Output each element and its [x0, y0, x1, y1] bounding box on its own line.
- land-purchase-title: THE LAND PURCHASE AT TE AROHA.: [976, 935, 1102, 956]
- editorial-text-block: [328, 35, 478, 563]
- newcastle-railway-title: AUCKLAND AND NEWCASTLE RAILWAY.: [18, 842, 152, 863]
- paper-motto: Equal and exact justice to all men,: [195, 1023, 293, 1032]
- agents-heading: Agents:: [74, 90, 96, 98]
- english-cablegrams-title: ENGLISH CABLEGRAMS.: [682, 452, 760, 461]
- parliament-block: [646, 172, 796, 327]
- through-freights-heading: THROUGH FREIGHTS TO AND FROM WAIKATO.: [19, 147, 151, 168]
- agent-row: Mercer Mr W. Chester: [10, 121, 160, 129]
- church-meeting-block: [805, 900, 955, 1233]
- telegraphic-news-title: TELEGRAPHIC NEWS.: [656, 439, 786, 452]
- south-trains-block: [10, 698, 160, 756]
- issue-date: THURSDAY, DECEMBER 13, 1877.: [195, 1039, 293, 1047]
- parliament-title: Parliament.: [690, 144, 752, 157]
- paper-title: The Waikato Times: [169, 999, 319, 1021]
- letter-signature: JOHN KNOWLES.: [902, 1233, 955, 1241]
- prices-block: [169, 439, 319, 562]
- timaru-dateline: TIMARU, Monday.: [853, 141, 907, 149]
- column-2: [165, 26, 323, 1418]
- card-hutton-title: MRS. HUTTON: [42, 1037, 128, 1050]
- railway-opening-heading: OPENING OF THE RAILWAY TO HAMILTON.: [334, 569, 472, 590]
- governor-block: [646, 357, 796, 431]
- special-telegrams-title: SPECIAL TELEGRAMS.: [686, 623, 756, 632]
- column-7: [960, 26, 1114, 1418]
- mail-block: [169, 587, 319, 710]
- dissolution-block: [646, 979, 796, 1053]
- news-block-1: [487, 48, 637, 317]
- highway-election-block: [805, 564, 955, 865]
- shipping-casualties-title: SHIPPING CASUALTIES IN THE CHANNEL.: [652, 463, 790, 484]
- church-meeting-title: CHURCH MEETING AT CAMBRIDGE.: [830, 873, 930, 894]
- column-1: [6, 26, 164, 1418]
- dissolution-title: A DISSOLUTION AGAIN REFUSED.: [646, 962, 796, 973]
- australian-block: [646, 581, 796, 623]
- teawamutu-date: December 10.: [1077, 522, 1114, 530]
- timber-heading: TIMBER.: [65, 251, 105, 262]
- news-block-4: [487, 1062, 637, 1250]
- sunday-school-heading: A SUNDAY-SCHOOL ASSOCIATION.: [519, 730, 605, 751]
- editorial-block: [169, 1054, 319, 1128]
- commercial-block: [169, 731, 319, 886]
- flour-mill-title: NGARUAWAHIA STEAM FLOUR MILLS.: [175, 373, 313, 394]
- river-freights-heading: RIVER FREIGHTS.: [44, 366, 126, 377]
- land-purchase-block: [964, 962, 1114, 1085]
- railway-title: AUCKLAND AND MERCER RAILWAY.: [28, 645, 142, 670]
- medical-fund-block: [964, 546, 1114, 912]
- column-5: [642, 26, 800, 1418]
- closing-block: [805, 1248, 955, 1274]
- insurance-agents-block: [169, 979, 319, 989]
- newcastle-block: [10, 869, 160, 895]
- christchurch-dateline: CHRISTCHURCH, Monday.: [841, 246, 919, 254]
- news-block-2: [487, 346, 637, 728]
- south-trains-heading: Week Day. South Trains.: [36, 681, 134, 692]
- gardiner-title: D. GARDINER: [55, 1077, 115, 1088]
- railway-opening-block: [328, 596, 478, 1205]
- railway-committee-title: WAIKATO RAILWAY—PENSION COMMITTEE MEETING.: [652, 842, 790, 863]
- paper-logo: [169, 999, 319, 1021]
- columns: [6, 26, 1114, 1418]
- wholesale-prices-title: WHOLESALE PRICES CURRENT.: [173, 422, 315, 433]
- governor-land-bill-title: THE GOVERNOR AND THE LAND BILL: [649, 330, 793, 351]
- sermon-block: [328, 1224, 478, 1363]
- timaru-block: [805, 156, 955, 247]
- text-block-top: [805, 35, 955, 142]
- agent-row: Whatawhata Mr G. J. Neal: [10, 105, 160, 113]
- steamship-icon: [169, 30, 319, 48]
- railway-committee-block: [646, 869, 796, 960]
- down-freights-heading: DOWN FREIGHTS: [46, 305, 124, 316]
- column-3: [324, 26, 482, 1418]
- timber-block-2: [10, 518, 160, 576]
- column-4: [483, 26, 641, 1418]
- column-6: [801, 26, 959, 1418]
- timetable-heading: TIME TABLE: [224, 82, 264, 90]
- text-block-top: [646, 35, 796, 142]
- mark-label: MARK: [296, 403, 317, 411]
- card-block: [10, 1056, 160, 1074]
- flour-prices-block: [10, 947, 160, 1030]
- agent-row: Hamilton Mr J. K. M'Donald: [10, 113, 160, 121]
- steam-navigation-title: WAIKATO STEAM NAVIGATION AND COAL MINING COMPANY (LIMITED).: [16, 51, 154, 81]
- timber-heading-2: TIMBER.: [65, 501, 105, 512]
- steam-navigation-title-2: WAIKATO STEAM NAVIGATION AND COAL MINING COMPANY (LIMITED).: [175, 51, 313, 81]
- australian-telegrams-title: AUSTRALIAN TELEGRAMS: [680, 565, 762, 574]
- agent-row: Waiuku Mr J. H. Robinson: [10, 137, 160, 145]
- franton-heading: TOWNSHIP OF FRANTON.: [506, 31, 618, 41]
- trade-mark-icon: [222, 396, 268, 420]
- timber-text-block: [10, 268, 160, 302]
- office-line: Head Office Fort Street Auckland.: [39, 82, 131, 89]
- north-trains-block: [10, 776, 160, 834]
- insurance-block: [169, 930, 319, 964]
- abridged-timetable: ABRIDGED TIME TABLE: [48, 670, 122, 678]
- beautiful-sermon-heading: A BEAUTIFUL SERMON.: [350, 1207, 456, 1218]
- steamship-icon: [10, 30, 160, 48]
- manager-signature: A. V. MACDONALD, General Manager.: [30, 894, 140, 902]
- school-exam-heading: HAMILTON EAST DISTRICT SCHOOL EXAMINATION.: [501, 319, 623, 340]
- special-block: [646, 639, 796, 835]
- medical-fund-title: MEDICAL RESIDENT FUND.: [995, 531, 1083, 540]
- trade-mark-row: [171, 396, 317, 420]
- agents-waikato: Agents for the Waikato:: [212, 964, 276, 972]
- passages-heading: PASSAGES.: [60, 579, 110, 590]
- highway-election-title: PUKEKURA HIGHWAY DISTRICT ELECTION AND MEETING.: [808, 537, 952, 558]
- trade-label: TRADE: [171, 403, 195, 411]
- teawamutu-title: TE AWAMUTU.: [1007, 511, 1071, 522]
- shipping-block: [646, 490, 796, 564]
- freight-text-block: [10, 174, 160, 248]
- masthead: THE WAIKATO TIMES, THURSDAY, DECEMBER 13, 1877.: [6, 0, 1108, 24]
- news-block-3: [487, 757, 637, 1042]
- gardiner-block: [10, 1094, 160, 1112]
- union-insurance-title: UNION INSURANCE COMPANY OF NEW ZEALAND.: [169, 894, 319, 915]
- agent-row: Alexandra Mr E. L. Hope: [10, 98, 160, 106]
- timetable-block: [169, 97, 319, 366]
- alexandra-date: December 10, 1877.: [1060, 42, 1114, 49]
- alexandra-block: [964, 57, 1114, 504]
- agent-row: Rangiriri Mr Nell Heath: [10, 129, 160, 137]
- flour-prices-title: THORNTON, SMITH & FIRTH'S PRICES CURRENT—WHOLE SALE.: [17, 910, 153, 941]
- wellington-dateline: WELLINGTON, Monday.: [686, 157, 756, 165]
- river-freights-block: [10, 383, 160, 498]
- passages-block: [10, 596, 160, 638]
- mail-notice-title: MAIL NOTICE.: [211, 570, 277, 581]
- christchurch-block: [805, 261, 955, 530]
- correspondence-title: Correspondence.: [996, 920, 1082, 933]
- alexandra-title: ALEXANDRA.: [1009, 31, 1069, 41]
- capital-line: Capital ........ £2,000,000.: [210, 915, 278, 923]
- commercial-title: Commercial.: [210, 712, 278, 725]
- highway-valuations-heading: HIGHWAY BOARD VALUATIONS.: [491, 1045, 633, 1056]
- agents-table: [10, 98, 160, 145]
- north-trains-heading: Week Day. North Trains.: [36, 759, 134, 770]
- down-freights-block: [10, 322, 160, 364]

▶ [Task details]:
Edit the data starting at the first line and ending at the line that contains "- governor-block: [646, 357, 796, 431]", changing "bounding box" to "box" and leaving everything else unchanged.

▶ [Expected output]:
Output each element and its [x0, y0, x1, y1] box on its own line.
- land-purchase-title: THE LAND PURCHASE AT TE AROHA.: [976, 935, 1102, 956]
- editorial-text-block: [328, 35, 478, 563]
- newcastle-railway-title: AUCKLAND AND NEWCASTLE RAILWAY.: [18, 842, 152, 863]
- paper-motto: Equal and exact justice to all men,: [195, 1023, 293, 1032]
- agents-heading: Agents:: [74, 90, 96, 98]
- english-cablegrams-title: ENGLISH CABLEGRAMS.: [682, 452, 760, 461]
- parliament-block: [646, 172, 796, 327]
- through-freights-heading: THROUGH FREIGHTS TO AND FROM WAIKATO.: [19, 147, 151, 168]
- agent-row: Mercer Mr W. Chester: [10, 121, 160, 129]
- church-meeting-block: [805, 900, 955, 1233]
- telegraphic-news-title: TELEGRAPHIC NEWS.: [656, 439, 786, 452]
- south-trains-block: [10, 698, 160, 756]
- issue-date: THURSDAY, DECEMBER 13, 1877.: [195, 1039, 293, 1047]
- parliament-title: Parliament.: [690, 144, 752, 157]
- paper-title: The Waikato Times: [169, 999, 319, 1021]
- letter-signature: JOHN KNOWLES.: [902, 1233, 955, 1241]
- prices-block: [169, 439, 319, 562]
- timaru-dateline: TIMARU, Monday.: [853, 141, 907, 149]
- column-2: [165, 26, 323, 1418]
- card-hutton-title: MRS. HUTTON: [42, 1037, 128, 1050]
- railway-opening-heading: OPENING OF THE RAILWAY TO HAMILTON.: [334, 569, 472, 590]
- governor-block: [646, 357, 796, 431]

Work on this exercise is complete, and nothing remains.